● **DIRECTIONS FOR THIS TASK**
Print the complete set of entries exactly.

Raw records:
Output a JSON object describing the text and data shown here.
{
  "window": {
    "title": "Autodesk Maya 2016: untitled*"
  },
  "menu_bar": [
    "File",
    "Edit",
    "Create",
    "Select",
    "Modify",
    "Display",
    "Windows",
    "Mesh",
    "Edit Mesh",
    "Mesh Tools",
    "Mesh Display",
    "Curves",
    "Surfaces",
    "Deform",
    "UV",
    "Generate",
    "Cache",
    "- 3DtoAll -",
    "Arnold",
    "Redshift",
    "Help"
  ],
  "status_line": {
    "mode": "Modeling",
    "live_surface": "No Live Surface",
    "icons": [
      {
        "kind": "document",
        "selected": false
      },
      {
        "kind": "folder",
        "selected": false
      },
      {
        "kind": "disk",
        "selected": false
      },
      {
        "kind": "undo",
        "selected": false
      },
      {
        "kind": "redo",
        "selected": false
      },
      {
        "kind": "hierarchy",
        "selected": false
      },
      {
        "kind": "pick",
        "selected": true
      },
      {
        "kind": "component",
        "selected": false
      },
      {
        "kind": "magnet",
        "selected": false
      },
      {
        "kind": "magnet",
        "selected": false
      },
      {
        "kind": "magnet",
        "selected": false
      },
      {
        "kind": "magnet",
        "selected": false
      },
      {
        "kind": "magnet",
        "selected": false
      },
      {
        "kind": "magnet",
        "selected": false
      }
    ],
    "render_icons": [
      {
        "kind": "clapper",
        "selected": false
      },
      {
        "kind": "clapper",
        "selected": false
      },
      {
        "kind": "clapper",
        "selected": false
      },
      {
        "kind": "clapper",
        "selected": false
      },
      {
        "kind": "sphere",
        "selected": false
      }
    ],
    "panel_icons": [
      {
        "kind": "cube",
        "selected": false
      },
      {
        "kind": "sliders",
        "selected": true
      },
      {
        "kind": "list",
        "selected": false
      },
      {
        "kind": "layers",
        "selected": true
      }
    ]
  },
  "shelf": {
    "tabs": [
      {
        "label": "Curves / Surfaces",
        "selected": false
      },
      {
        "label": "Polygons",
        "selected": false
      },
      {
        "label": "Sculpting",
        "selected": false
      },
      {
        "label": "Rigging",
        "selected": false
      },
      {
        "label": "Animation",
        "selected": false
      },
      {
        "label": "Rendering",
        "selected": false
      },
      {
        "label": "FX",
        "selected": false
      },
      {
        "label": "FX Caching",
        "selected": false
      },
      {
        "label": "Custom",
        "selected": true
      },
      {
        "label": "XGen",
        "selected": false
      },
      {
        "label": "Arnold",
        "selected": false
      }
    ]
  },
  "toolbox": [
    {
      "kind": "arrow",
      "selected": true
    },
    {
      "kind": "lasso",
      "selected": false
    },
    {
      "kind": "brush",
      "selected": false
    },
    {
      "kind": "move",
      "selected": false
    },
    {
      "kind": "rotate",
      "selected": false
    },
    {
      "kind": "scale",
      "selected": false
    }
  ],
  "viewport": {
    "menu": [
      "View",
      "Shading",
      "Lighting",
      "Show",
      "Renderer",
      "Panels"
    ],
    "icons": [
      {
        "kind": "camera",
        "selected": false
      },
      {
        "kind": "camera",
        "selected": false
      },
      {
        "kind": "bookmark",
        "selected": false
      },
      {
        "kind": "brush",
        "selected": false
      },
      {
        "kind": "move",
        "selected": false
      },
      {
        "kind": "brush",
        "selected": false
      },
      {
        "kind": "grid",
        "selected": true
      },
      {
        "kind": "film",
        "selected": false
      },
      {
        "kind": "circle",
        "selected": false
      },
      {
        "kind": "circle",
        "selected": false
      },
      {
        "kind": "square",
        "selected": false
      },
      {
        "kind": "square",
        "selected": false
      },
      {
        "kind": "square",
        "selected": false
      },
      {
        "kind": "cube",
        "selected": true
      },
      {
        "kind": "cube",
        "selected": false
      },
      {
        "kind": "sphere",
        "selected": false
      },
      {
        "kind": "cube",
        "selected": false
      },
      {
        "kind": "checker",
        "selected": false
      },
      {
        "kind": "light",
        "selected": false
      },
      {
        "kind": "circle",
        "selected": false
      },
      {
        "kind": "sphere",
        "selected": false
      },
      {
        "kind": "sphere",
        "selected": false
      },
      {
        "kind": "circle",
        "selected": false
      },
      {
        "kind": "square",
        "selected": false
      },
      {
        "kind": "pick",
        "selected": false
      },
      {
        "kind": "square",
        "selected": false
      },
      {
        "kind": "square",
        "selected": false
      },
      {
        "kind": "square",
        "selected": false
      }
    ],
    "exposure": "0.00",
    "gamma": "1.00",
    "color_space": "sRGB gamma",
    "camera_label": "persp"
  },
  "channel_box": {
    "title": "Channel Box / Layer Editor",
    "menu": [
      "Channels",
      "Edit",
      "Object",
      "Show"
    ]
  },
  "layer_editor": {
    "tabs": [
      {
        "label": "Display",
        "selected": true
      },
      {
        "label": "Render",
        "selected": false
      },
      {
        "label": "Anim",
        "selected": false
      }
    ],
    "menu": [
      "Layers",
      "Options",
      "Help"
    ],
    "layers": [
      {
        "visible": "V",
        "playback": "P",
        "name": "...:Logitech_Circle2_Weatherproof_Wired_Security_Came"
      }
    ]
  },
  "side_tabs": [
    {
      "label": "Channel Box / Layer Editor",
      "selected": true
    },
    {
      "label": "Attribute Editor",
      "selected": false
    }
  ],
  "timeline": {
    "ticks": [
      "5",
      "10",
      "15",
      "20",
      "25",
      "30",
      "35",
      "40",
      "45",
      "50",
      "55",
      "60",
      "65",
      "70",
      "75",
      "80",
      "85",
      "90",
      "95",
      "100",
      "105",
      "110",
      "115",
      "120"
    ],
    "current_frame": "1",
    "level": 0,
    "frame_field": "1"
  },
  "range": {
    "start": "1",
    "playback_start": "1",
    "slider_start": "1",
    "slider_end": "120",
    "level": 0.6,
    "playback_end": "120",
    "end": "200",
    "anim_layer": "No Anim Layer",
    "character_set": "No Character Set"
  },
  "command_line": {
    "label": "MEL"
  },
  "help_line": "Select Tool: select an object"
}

● **PROBLEM SOLUTION**
Output a JSON object describing the text and data shown here.
{
  "window": {
    "title": "Autodesk Maya 2016: untitled*"
  },
  "menu_bar": [
    "File",
    "Edit",
    "Create",
    "Select",
    "Modify",
    "Display",
    "Windows",
    "Mesh",
    "Edit Mesh",
    "Mesh Tools",
    "Mesh Display",
    "Curves",
    "Surfaces",
    "Deform",
    "UV",
    "Generate",
    "Cache",
    "- 3DtoAll -",
    "Arnold",
    "Redshift",
    "Help"
  ],
  "status_line": {
    "mode": "Modeling",
    "live_surface": "No Live Surface",
    "icons": [
      {
        "kind": "document",
        "selected": false
      },
      {
        "kind": "folder",
        "selected": false
      },
      {
        "kind": "disk",
        "selected": false
      },
      {
        "kind": "undo",
        "selected": false
      },
      {
        "kind": "redo",
        "selected": false
      },
      {
        "kind": "hierarchy",
        "selected": false
      },
      {
        "kind": "pick",
        "selected": true
      },
      {
        "kind": "component",
        "selected": false
      },
      {
        "kind": "magnet",
        "selected": false
      },
      {
        "kind": "magnet",
        "selected": false
      },
      {
        "kind": "magnet",
        "selected": false
      },
      {
        "kind": "magnet",
        "selected": false
      },
      {
        "kind": "magnet",
        "selected": false
      },
      {
        "kind": "magnet",
        "selected": false
      }
    ],
    "render_icons": [
      {
        "kind": "clapper",
        "selected": false
      },
      {
        "kind": "clapper",
        "selected": false
      },
      {
        "kind": "clapper",
        "selected": false
      },
      {
        "kind": "clapper",
        "selected": false
      },
      {
        "kind": "sphere",
        "selected": false
      }
    ],
    "panel_icons": [
      {
        "kind": "cube",
        "selected": false
      },
      {
        "kind": "sliders",
        "selected": true
      },
      {
        "kind": "list",
        "selected": false
      },
      {
        "kind": "layers",
        "selected": true
      }
    ]
  },
  "shelf": {
    "tabs": [
      {
        "label": "Curves / Surfaces",
        "selected": false
      },
      {
        "label": "Polygons",
        "selected": false
      },
      {
        "label": "Sculpting",
        "selected": false
      },
      {
        "label": "Rigging",
        "selected": false
      },
      {
        "label": "Animation",
        "selected": false
      },
      {
        "label": "Rendering",
        "selected": false
      },
      {
        "label": "FX",
        "selected": false
      },
      {
        "label": "FX Caching",
        "selected": false
      },
      {
        "label": "Custom",
        "selected": true
      },
      {
        "label": "XGen",
        "selected": false
      },
      {
        "label": "Arnold",
        "selected": false
      }
    ]
  },
  "toolbox": [
    {
      "kind": "arrow",
      "selected": true
    },
    {
      "kind": "lasso",
      "selected": false
    },
    {
      "kind": "brush",
      "selected": false
    },
    {
      "kind": "move",
      "selected": false
    },
    {
      "kind": "rotate",
      "selected": false
    },
    {
      "kind": "scale",
      "selected": false
    }
  ],
  "viewport": {
    "menu": [
      "View",
      "Shading",
      "Lighting",
      "Show",
      "Renderer",
      "Panels"
    ],
    "icons": [
      {
        "kind": "camera",
        "selected": false
      },
      {
        "kind": "camera",
        "selected": false
      },
      {
        "kind": "bookmark",
        "selected": false
      },
      {
        "kind": "brush",
        "selected": false
      },
      {
        "kind": "move",
        "selected": false
      },
      {
        "kind": "brush",
        "selected": false
      },
      {
        "kind": "grid",
        "selected": true
      },
      {
        "kind": "film",
        "selected": false
      },
      {
        "kind": "circle",
        "selected": false
      },
      {
        "kind": "circle",
        "selected": false
      },
      {
        "kind": "square",
        "selected": false
      },
      {
        "kind": "square",
        "selected": false
      },
      {
        "kind": "square",
        "selected": false
      },
      {
        "kind": "cube",
        "selected": true
      },
      {
        "kind": "cube",
        "selected": false
      },
      {
        "kind": "sphere",
        "selected": false
      },
      {
        "kind": "cube",
        "selected": false
      },
      {
        "kind": "checker",
        "selected": false
      },
      {
        "kind": "light",
        "selected": false
      },
      {
        "kind": "circle",
        "selected": false
      },
      {
        "kind": "sphere",
        "selected": false
      },
      {
        "kind": "sphere",
        "selected": false
      },
      {
        "kind": "circle",
        "selected": false
      },
      {
        "kind": "square",
        "selected": false
      },
      {
        "kind": "pick",
        "selected": false
      },
      {
        "kind": "square",
        "selected": false
      },
      {
        "kind": "square",
        "selected": false
      },
      {
        "kind": "square",
        "selected": false
      }
    ],
    "exposure": "0.00",
    "gamma": "1.00",
    "color_space": "sRGB gamma",
    "camera_label": "persp"
  },
  "channel_box": {
    "title": "Channel Box / Layer Editor",
    "menu": [
      "Channels",
      "Edit",
      "Object",
      "Show"
    ]
  },
  "layer_editor": {
    "tabs": [
      {
        "label": "Display",
        "selected": true
      },
      {
        "label": "Render",
        "selected": false
      },
      {
        "label": "Anim",
        "selected": false
      }
    ],
    "menu": [
      "Layers",
      "Options",
      "Help"
    ],
    "layers": [
      {
        "visible": "V",
        "playback": "P",
        "name": "...:Logitech_Circle2_Weatherproof_Wired_Security_Came"
      }
    ]
  },
  "side_tabs": [
    {
      "label": "Channel Box / Layer Editor",
      "selected": true
    },
    {
      "label": "Attribute Editor",
      "selected": false
    }
  ],
  "timeline": {
    "ticks": [
      "5",
      "10",
      "15",
      "20",
      "25",
      "30",
      "35",
      "40",
      "45",
      "50",
      "55",
      "60",
      "65",
      "70",
      "75",
      "80",
      "85",
      "90",
      "95",
      "100",
      "105",
      "110",
      "115",
      "120"
    ],
    "current_frame": "1",
    "level": 0,
    "frame_field": "1"
  },
  "range": {
    "start": "1",
    "playback_start": "1",
    "slider_start": "1",
    "slider_end": "120",
    "level": 0.6,
    "playback_end": "120",
    "end": "200",
    "anim_layer": "No Anim Layer",
    "character_set": "No Character Set"
  },
  "command_line": {
    "label": "MEL"
  },
  "help_line": "Select Tool: select an object"
}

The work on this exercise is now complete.